(Stored data)
————

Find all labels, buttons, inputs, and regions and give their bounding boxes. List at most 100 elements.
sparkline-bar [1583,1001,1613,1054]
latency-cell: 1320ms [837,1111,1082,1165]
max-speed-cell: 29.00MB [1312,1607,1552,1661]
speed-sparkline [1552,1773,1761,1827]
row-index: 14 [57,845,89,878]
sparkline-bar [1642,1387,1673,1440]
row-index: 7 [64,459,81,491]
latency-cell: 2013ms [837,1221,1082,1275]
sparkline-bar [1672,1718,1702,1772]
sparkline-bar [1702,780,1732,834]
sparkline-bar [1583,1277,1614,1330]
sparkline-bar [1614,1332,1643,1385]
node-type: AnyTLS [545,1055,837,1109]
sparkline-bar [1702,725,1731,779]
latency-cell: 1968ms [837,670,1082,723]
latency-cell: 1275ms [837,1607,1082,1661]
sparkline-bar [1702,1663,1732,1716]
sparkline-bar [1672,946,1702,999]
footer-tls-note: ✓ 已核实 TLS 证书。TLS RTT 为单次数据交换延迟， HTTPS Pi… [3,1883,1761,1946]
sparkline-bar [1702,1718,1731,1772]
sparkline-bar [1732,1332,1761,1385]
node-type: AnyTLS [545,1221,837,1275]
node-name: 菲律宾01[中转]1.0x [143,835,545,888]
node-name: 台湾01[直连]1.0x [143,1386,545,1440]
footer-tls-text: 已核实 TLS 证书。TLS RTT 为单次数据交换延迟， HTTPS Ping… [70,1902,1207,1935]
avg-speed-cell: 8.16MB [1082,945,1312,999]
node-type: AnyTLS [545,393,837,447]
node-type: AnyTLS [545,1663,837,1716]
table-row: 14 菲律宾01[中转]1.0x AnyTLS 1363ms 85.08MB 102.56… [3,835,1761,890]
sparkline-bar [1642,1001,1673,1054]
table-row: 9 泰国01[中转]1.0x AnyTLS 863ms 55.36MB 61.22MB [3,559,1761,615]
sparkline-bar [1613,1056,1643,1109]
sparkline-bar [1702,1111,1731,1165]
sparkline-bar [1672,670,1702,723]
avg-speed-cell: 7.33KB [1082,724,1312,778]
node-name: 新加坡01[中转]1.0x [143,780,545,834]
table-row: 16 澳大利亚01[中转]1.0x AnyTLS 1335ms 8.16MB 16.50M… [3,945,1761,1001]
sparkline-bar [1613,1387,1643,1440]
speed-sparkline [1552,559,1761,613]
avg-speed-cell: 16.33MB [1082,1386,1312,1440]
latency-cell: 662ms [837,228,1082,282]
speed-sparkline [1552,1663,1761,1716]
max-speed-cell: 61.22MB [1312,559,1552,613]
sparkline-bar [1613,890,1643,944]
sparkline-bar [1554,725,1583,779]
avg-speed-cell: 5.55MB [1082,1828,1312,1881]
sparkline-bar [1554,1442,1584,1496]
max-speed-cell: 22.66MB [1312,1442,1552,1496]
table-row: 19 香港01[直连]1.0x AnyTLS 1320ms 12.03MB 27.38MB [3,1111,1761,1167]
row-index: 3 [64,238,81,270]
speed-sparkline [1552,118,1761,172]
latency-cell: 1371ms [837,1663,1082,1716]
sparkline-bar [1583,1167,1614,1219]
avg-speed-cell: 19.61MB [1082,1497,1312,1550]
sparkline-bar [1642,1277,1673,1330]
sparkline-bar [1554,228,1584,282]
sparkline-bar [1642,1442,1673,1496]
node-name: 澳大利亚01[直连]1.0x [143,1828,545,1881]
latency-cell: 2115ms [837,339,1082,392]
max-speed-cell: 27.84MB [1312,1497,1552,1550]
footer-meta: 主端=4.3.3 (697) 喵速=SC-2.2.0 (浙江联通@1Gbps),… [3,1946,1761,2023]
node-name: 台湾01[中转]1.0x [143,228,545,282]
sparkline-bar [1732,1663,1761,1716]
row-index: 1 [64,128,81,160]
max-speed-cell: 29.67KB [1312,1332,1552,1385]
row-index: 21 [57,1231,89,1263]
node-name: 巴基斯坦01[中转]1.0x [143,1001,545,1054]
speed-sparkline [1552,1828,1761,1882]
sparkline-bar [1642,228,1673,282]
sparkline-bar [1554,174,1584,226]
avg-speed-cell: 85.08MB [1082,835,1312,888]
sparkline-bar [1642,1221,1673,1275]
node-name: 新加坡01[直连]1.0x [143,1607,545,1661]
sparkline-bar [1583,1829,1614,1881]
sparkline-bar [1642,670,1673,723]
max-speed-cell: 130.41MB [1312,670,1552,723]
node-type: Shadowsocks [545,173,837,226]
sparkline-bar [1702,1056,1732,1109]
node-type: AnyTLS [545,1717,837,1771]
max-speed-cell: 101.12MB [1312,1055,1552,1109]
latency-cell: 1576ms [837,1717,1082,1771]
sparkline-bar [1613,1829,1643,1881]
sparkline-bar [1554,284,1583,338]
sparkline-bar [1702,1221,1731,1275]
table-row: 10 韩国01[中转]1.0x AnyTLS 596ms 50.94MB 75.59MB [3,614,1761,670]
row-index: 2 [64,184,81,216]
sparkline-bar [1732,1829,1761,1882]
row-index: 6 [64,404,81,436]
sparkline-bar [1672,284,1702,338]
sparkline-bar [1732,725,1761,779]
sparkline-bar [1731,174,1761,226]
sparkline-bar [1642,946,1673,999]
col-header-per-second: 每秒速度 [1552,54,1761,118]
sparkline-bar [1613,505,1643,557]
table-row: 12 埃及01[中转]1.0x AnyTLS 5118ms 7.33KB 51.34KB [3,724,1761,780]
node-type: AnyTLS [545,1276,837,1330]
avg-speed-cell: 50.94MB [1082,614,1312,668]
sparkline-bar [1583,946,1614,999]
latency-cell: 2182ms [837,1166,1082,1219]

————

** Exercise goal **
Repeat, unchanged, everything in the records above from the start down to the line that contains "avg-speed-cell: 8.16MB [1082,945,1312,999]", including that line.

** Exercise solution **
Find all labels, buttons, inputs, and regions and give their bounding boxes. List at most 100 elements.
sparkline-bar [1583,1001,1613,1054]
latency-cell: 1320ms [837,1111,1082,1165]
max-speed-cell: 29.00MB [1312,1607,1552,1661]
speed-sparkline [1552,1773,1761,1827]
row-index: 14 [57,845,89,878]
sparkline-bar [1642,1387,1673,1440]
row-index: 7 [64,459,81,491]
latency-cell: 2013ms [837,1221,1082,1275]
sparkline-bar [1672,1718,1702,1772]
sparkline-bar [1702,780,1732,834]
sparkline-bar [1583,1277,1614,1330]
sparkline-bar [1614,1332,1643,1385]
node-type: AnyTLS [545,1055,837,1109]
sparkline-bar [1702,725,1731,779]
latency-cell: 1968ms [837,670,1082,723]
latency-cell: 1275ms [837,1607,1082,1661]
sparkline-bar [1702,1663,1732,1716]
sparkline-bar [1672,946,1702,999]
footer-tls-note: ✓ 已核实 TLS 证书。TLS RTT 为单次数据交换延迟， HTTPS Pi… [3,1883,1761,1946]
sparkline-bar [1702,1718,1731,1772]
sparkline-bar [1732,1332,1761,1385]
node-type: AnyTLS [545,1221,837,1275]
node-name: 菲律宾01[中转]1.0x [143,835,545,888]
node-name: 台湾01[直连]1.0x [143,1386,545,1440]
footer-tls-text: 已核实 TLS 证书。TLS RTT 为单次数据交换延迟， HTTPS Ping… [70,1902,1207,1935]
avg-speed-cell: 8.16MB [1082,945,1312,999]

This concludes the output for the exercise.